Task:
Extract the complete listing and repeat it word for word.

(Stored data)
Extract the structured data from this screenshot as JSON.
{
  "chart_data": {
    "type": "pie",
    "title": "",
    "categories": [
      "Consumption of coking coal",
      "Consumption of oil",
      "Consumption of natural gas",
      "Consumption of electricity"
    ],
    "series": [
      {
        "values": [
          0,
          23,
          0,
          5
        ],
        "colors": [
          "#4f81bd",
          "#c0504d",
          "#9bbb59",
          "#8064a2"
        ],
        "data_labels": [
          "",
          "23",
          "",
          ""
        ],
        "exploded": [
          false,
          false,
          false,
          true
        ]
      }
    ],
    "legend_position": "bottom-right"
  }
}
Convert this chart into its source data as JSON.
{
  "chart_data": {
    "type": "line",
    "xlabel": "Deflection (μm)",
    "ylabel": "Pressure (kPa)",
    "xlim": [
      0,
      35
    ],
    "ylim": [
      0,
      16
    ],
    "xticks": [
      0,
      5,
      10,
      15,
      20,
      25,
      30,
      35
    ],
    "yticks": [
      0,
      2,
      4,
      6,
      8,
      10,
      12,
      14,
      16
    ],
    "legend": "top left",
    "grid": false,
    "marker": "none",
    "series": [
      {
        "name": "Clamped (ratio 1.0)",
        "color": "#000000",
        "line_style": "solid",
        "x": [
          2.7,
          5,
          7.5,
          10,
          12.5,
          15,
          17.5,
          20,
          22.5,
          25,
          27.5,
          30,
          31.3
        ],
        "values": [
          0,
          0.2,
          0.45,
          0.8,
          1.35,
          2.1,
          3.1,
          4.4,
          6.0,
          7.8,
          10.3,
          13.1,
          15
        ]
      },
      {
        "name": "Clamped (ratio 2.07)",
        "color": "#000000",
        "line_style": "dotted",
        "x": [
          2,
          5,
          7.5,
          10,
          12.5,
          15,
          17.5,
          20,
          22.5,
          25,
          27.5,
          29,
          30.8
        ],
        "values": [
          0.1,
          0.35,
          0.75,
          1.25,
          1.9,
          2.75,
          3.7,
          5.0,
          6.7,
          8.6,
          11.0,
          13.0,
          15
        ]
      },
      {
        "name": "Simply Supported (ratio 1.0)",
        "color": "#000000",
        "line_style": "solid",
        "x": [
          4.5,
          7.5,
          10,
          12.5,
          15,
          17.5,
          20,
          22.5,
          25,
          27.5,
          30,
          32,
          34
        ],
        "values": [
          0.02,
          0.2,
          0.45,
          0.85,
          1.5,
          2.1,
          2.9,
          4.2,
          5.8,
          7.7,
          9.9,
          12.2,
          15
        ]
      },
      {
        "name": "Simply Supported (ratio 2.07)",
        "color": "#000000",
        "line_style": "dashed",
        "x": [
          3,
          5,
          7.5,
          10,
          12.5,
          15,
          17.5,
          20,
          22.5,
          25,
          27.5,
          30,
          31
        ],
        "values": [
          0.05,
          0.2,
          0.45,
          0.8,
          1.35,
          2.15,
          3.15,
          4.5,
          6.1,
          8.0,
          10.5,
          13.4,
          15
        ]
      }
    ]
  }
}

Result:
Extract the structured data from this screenshot as JSON.
{
  "chart_data": {
    "type": "pie",
    "title": "",
    "categories": [
      "Consumption of coking coal",
      "Consumption of oil",
      "Consumption of natural gas",
      "Consumption of electricity"
    ],
    "series": [
      {
        "values": [
          0,
          23,
          0,
          5
        ],
        "colors": [
          "#4f81bd",
          "#c0504d",
          "#9bbb59",
          "#8064a2"
        ],
        "data_labels": [
          "",
          "23",
          "",
          ""
        ],
        "exploded": [
          false,
          false,
          false,
          true
        ]
      }
    ],
    "legend_position": "bottom-right"
  }
}
Convert this chart into its source data as JSON.
{
  "chart_data": {
    "type": "line",
    "xlabel": "Deflection (μm)",
    "ylabel": "Pressure (kPa)",
    "xlim": [
      0,
      35
    ],
    "ylim": [
      0,
      16
    ],
    "xticks": [
      0,
      5,
      10,
      15,
      20,
      25,
      30,
      35
    ],
    "yticks": [
      0,
      2,
      4,
      6,
      8,
      10,
      12,
      14,
      16
    ],
    "legend": "top left",
    "grid": false,
    "marker": "none",
    "series": [
      {
        "name": "Clamped (ratio 1.0)",
        "color": "#000000",
        "line_style": "solid",
        "x": [
          2.7,
          5,
          7.5,
          10,
          12.5,
          15,
          17.5,
          20,
          22.5,
          25,
          27.5,
          30,
          31.3
        ],
        "values": [
          0,
          0.2,
          0.45,
          0.8,
          1.35,
          2.1,
          3.1,
          4.4,
          6.0,
          7.8,
          10.3,
          13.1,
          15
        ]
      },
      {
        "name": "Clamped (ratio 2.07)",
        "color": "#000000",
        "line_style": "dotted",
        "x": [
          2,
          5,
          7.5,
          10,
          12.5,
          15,
          17.5,
          20,
          22.5,
          25,
          27.5,
          29,
          30.8
        ],
        "values": [
          0.1,
          0.35,
          0.75,
          1.25,
          1.9,
          2.75,
          3.7,
          5.0,
          6.7,
          8.6,
          11.0,
          13.0,
          15
        ]
      },
      {
        "name": "Simply Supported (ratio 1.0)",
        "color": "#000000",
        "line_style": "solid",
        "x": [
          4.5,
          7.5,
          10,
          12.5,
          15,
          17.5,
          20,
          22.5,
          25,
          27.5,
          30,
          32,
          34
        ],
        "values": [
          0.02,
          0.2,
          0.45,
          0.85,
          1.5,
          2.1,
          2.9,
          4.2,
          5.8,
          7.7,
          9.9,
          12.2,
          15
        ]
      },
      {
        "name": "Simply Supported (ratio 2.07)",
        "color": "#000000",
        "line_style": "dashed",
        "x": [
          3,
          5,
          7.5,
          10,
          12.5,
          15,
          17.5,
          20,
          22.5,
          25,
          27.5,
          30,
          31
        ],
        "values": [
          0.05,
          0.2,
          0.45,
          0.8,
          1.35,
          2.15,
          3.15,
          4.5,
          6.1,
          8.0,
          10.5,
          13.4,
          15
        ]
      }
    ]
  }
}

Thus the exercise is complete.